*Consigne écrite a:*
Dans l'extrait d'arrêt ci-dessous, citez à l'identique le passage qui va de « 187    Enfin, s’agissant de » jusqu'à « de leur succès. ».

*Bloc de texte:*
186    Or, la Cour a déjà jugé, en réponse à des arguments tout à fait comparables à ceux invoqués par la Royaume d’Espagne en l’espèce, que des difficultés structurelles, tenant à l’enjeu socio-économique et budgétaire d’investissements d’envergure à réaliser ne revêtaient pas, en soi, un caractère exceptionnel et n’étaient pas de nature à exclure que des délais moins longs auraient pu être fixés [arrêt du 10 novembre 2020, Commission/Italie (Valeurs limites – PM10), C‑644/18, EU:C:2020:895, point 152]. Il en est de même s’agissant d’éventuelles difficultés liées à la répartition, au sein d’un État membre, des compétences aux fins de l’adoption de mesures appropriées en matière de qualité de l’air.

187    Enfin, s’agissant de la déclaration visée au point 133 du présent arrêt, par laquelle le commissaire européen chargé de l’environnement se serait exprimé de manière positive au sujet des mesures envisagées ou prises par le Royaume d’Espagne pour améliorer la qualité de l’air, pour autant que, en faisant référence à cette déclaration, le Royaume d’Espagne entend suggérer qu’il était en droit de s’attendre à ce que la Commission ne modifierait pas cette appréciation positive, il suffit de relever, ainsi que la Commission l’a fait dans son mémoire en réplique, que, dans cette déclaration, il était clairement annoncé que la Commission contrôlerait la mise en œuvre effective des mesures annoncées et procéderait à l’évaluation ultérieure de leur succès.

*Consigne écrite b:*
Transformez en liste JSON de chaînes les lignes des enregistrements ci-dessous, depuis le début des enregistrements jusqu'à la ligne contenant « lon-tick-138: 138°E [205,605,260,626] » incluse. Mettez une chaîne par ligne et omettez les lignes vides.

*Données extraites:*
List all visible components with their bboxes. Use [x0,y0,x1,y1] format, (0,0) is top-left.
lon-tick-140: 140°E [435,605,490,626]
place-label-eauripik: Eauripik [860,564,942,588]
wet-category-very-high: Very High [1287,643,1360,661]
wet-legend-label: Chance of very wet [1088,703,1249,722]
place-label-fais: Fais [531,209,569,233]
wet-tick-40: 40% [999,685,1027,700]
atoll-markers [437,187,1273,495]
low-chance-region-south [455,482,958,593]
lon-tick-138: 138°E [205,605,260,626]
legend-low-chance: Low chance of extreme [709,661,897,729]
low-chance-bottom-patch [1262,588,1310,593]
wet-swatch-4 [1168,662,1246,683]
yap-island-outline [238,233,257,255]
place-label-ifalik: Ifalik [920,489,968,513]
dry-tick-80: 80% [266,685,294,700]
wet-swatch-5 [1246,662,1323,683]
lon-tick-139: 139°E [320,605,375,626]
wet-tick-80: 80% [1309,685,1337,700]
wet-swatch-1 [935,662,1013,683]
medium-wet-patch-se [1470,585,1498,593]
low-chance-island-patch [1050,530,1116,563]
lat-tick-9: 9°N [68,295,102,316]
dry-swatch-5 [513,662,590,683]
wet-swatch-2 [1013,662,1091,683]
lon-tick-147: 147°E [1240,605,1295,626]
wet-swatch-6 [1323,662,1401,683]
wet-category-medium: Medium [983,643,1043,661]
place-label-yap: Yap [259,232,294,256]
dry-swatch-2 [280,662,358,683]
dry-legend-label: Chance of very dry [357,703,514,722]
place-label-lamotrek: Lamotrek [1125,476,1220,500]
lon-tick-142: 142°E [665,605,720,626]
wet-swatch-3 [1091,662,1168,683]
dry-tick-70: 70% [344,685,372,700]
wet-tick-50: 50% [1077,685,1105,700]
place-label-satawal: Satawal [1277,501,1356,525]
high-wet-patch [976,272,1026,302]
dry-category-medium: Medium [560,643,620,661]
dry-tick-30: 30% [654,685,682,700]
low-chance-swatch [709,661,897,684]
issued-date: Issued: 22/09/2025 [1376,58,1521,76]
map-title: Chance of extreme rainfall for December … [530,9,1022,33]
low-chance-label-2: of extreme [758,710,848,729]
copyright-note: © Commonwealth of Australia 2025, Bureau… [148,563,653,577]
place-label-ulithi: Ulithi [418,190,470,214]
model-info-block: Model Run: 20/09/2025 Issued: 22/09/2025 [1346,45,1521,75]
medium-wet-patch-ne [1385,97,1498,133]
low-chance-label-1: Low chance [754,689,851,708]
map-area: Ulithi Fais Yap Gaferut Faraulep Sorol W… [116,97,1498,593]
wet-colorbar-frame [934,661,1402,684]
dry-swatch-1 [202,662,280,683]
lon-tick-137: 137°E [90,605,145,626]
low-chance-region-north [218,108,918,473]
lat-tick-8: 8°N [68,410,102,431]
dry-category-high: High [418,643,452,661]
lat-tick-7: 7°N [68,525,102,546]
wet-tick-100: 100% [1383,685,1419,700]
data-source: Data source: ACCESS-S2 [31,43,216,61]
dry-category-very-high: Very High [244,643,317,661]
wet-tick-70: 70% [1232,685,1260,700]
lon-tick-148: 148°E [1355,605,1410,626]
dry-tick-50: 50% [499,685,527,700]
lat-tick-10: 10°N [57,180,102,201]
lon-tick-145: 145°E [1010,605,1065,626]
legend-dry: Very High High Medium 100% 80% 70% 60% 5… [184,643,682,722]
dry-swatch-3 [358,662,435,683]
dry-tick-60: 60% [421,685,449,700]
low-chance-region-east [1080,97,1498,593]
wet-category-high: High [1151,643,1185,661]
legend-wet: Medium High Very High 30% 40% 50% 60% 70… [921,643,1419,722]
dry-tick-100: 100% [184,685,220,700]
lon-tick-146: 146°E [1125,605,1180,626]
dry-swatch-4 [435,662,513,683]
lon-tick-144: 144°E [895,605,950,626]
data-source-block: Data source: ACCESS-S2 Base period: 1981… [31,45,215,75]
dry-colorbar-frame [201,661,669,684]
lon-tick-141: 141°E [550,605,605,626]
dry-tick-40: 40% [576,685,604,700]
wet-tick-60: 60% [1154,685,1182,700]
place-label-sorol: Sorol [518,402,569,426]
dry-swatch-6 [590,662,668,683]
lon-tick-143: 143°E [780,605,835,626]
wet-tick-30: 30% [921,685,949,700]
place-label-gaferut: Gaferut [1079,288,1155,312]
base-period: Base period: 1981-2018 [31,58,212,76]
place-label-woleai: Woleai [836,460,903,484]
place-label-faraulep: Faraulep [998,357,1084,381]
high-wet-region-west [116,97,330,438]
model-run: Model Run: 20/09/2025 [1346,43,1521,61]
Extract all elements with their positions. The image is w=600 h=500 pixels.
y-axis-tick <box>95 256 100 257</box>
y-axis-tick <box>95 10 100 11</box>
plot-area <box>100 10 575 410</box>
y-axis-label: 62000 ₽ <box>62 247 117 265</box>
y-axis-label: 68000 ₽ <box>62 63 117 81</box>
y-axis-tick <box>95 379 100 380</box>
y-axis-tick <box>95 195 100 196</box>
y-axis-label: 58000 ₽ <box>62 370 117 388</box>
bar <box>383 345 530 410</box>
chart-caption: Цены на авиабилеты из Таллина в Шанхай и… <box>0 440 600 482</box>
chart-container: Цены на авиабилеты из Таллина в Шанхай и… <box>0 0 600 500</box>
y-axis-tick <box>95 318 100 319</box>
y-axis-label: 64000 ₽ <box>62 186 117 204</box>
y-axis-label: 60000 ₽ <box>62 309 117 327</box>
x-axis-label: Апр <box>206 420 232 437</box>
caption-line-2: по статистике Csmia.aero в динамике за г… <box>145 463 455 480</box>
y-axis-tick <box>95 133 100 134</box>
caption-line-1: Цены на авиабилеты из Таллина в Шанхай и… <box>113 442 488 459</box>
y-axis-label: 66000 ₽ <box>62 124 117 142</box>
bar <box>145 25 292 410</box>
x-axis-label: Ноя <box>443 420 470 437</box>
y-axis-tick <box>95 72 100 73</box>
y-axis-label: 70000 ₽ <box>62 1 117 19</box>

*Réponse complète a:*
187    Enfin, s’agissant de la déclaration visée au point 133 du présent arrêt, par laquelle le commissaire européen chargé de l’environnement se serait exprimé de manière positive au sujet des mesures envisagées ou prises par le Royaume d’Espagne pour améliorer la qualité de l’air, pour autant que, en faisant référence à cette déclaration, le Royaume d’Espagne entend suggérer qu’il était en droit de s’attendre à ce que la Commission ne modifierait pas cette appréciation positive, il suffit de relever, ainsi que la Commission l’a fait dans son mémoire en réplique, que, dans cette déclaration, il était clairement annoncé que la Commission contrôlerait la mise en œuvre effective des mesures annoncées et procéderait à l’évaluation ultérieure de leur succès.

*Réponse complète b:*
[
  "List all visible components with their bboxes. Use [x0,y0,x1,y1] format, (0,0) is top-left.",
  "lon-tick-140: 140°E [435,605,490,626]",
  "place-label-eauripik: Eauripik [860,564,942,588]",
  "wet-category-very-high: Very High [1287,643,1360,661]",
  "wet-legend-label: Chance of very wet [1088,703,1249,722]",
  "place-label-fais: Fais [531,209,569,233]",
  "wet-tick-40: 40% [999,685,1027,700]",
  "atoll-markers [437,187,1273,495]",
  "low-chance-region-south [455,482,958,593]",
  "lon-tick-138: 138°E [205,605,260,626]"
]